▸ **WHAT THIS TASK INVOLVES**
Could you turn every line of each item below into a numbered list and skip any blank lines?

▸ **PROVIDED DATA**

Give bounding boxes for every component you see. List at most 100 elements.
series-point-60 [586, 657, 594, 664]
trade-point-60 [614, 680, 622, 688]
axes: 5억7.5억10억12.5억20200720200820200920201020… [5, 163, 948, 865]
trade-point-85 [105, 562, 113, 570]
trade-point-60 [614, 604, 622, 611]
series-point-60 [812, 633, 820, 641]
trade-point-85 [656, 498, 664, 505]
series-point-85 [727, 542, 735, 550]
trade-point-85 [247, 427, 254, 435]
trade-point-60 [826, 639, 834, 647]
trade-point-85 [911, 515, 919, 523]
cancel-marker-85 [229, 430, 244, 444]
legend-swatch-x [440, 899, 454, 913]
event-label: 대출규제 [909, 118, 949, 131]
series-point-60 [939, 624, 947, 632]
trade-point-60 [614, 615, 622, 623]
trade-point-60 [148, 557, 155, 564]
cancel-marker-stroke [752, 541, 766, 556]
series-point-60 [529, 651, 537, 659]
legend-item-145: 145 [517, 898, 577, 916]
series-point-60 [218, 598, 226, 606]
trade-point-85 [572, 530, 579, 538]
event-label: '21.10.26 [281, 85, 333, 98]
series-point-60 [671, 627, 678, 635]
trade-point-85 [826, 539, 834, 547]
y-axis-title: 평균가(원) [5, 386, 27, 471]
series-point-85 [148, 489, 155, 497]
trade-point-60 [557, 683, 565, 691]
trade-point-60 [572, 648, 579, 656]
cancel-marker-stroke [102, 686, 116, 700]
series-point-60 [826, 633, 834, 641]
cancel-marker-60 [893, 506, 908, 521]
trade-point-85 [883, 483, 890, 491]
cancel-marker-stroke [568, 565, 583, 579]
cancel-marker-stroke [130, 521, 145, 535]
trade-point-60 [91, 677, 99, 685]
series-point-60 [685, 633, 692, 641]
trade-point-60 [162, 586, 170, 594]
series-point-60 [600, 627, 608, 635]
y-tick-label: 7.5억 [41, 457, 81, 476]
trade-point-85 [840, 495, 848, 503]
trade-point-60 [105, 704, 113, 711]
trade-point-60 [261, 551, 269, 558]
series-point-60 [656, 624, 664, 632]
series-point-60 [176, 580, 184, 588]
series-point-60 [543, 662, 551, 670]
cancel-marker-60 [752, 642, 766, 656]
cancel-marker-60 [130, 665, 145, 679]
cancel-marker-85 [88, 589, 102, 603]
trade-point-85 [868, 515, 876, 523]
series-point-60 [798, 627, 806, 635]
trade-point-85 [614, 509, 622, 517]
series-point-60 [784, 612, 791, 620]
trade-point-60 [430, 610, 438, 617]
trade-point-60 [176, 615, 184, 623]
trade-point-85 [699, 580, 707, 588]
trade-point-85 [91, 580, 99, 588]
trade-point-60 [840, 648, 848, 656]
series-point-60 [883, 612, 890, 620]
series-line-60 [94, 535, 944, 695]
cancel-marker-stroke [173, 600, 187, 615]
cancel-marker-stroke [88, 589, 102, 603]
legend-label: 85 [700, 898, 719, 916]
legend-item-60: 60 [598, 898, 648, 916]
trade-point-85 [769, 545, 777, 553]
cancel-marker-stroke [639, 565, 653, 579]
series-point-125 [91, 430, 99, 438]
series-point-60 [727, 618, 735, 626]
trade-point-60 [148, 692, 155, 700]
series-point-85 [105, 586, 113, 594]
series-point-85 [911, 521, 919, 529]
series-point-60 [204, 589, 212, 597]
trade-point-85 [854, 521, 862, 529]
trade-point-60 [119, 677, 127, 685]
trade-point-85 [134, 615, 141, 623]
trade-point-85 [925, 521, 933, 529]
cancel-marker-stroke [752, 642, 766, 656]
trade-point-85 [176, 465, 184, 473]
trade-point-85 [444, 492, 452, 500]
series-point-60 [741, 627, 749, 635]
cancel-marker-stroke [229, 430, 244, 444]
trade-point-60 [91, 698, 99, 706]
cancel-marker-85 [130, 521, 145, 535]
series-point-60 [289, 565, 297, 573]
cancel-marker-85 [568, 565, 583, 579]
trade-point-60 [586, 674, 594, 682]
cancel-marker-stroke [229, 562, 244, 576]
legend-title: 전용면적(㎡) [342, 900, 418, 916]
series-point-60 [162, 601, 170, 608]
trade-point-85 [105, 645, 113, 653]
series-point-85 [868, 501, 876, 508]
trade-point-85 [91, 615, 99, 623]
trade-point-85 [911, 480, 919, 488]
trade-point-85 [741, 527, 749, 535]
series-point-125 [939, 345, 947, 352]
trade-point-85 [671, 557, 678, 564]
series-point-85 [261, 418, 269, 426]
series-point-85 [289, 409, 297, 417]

▸ **TASK ANSWER**
1. Give bounding boxes for every component you see. List at most 100 elements.
2. series-point-60 [586, 657, 594, 664]
3. trade-point-60 [614, 680, 622, 688]
4. axes: 5억7.5억10억12.5억20200720200820200920201020… [5, 163, 948, 865]
5. trade-point-85 [105, 562, 113, 570]
6. trade-point-60 [614, 604, 622, 611]
7. series-point-60 [812, 633, 820, 641]
8. trade-point-85 [656, 498, 664, 505]
9. series-point-85 [727, 542, 735, 550]
10. trade-point-85 [247, 427, 254, 435]
11. trade-point-60 [826, 639, 834, 647]
12. trade-point-85 [911, 515, 919, 523]
13. cancel-marker-85 [229, 430, 244, 444]
14. legend-swatch-x [440, 899, 454, 913]
15. event-label: 대출규제 [909, 118, 949, 131]
16. series-point-60 [939, 624, 947, 632]
17. trade-point-60 [614, 615, 622, 623]
18. trade-point-60 [148, 557, 155, 564]
19. cancel-marker-stroke [752, 541, 766, 556]
20. series-point-60 [529, 651, 537, 659]
21. legend-item-145: 145 [517, 898, 577, 916]
22. series-point-60 [218, 598, 226, 606]
23. trade-point-85 [572, 530, 579, 538]
24. event-label: '21.10.26 [281, 85, 333, 98]
25. series-point-60 [671, 627, 678, 635]
26. trade-point-85 [826, 539, 834, 547]
27. y-axis-title: 평균가(원) [5, 386, 27, 471]
28. series-point-85 [148, 489, 155, 497]
29. trade-point-60 [557, 683, 565, 691]
30. trade-point-60 [572, 648, 579, 656]
31. cancel-marker-stroke [102, 686, 116, 700]
32. series-point-60 [826, 633, 834, 641]
33. cancel-marker-60 [893, 506, 908, 521]
34. trade-point-85 [883, 483, 890, 491]
35. cancel-marker-stroke [568, 565, 583, 579]
36. cancel-marker-stroke [130, 521, 145, 535]
37. trade-point-60 [91, 677, 99, 685]
38. series-point-60 [685, 633, 692, 641]
39. trade-point-60 [162, 586, 170, 594]
40. series-point-60 [600, 627, 608, 635]
41. y-tick-label: 7.5억 [41, 457, 81, 476]
42. trade-point-85 [840, 495, 848, 503]
43. trade-point-60 [105, 704, 113, 711]
44. trade-point-60 [261, 551, 269, 558]
45. series-point-60 [656, 624, 664, 632]
46. series-point-60 [176, 580, 184, 588]
47. series-point-60 [543, 662, 551, 670]
48. cancel-marker-60 [752, 642, 766, 656]
49. cancel-marker-60 [130, 665, 145, 679]
50. cancel-marker-85 [88, 589, 102, 603]
51. trade-point-85 [868, 515, 876, 523]
52. series-point-60 [798, 627, 806, 635]
53. trade-point-85 [614, 509, 622, 517]
54. series-point-60 [784, 612, 791, 620]
55. trade-point-60 [430, 610, 438, 617]
56. trade-point-60 [176, 615, 184, 623]
57. trade-point-85 [699, 580, 707, 588]
58. trade-point-85 [91, 580, 99, 588]
59. trade-point-60 [840, 648, 848, 656]
60. series-point-60 [883, 612, 890, 620]
61. series-line-60 [94, 535, 944, 695]
62. cancel-marker-stroke [173, 600, 187, 615]
63. cancel-marker-stroke [88, 589, 102, 603]
64. legend-label: 85 [700, 898, 719, 916]
65. legend-item-60: 60 [598, 898, 648, 916]
66. trade-point-85 [769, 545, 777, 553]
67. cancel-marker-stroke [639, 565, 653, 579]
68. series-point-125 [91, 430, 99, 438]
69. series-point-60 [727, 618, 735, 626]
70. trade-point-60 [148, 692, 155, 700]
71. series-point-85 [105, 586, 113, 594]
72. series-point-85 [911, 521, 919, 529]
73. series-point-60 [204, 589, 212, 597]
74. trade-point-85 [854, 521, 862, 529]
75. trade-point-60 [119, 677, 127, 685]
76. trade-point-85 [134, 615, 141, 623]
77. trade-point-85 [925, 521, 933, 529]
78. cancel-marker-stroke [752, 642, 766, 656]
79. trade-point-85 [176, 465, 184, 473]
80. trade-point-85 [444, 492, 452, 500]
81. series-point-60 [741, 627, 749, 635]
82. cancel-marker-stroke [229, 430, 244, 444]
83. trade-point-60 [91, 698, 99, 706]
84. cancel-marker-85 [130, 521, 145, 535]
85. series-point-60 [289, 565, 297, 573]
86. cancel-marker-85 [568, 565, 583, 579]
87. trade-point-60 [586, 674, 594, 682]
88. cancel-marker-stroke [229, 562, 244, 576]
89. legend-title: 전용면적(㎡) [342, 900, 418, 916]
90. series-point-60 [162, 601, 170, 608]
91. trade-point-85 [105, 645, 113, 653]
92. series-point-85 [868, 501, 876, 508]
93. trade-point-85 [91, 615, 99, 623]
94. trade-point-85 [911, 480, 919, 488]
95. trade-point-85 [741, 527, 749, 535]
96. series-point-125 [939, 345, 947, 352]
97. trade-point-85 [671, 557, 678, 564]
98. series-point-85 [261, 418, 269, 426]
99. series-point-85 [289, 409, 297, 417]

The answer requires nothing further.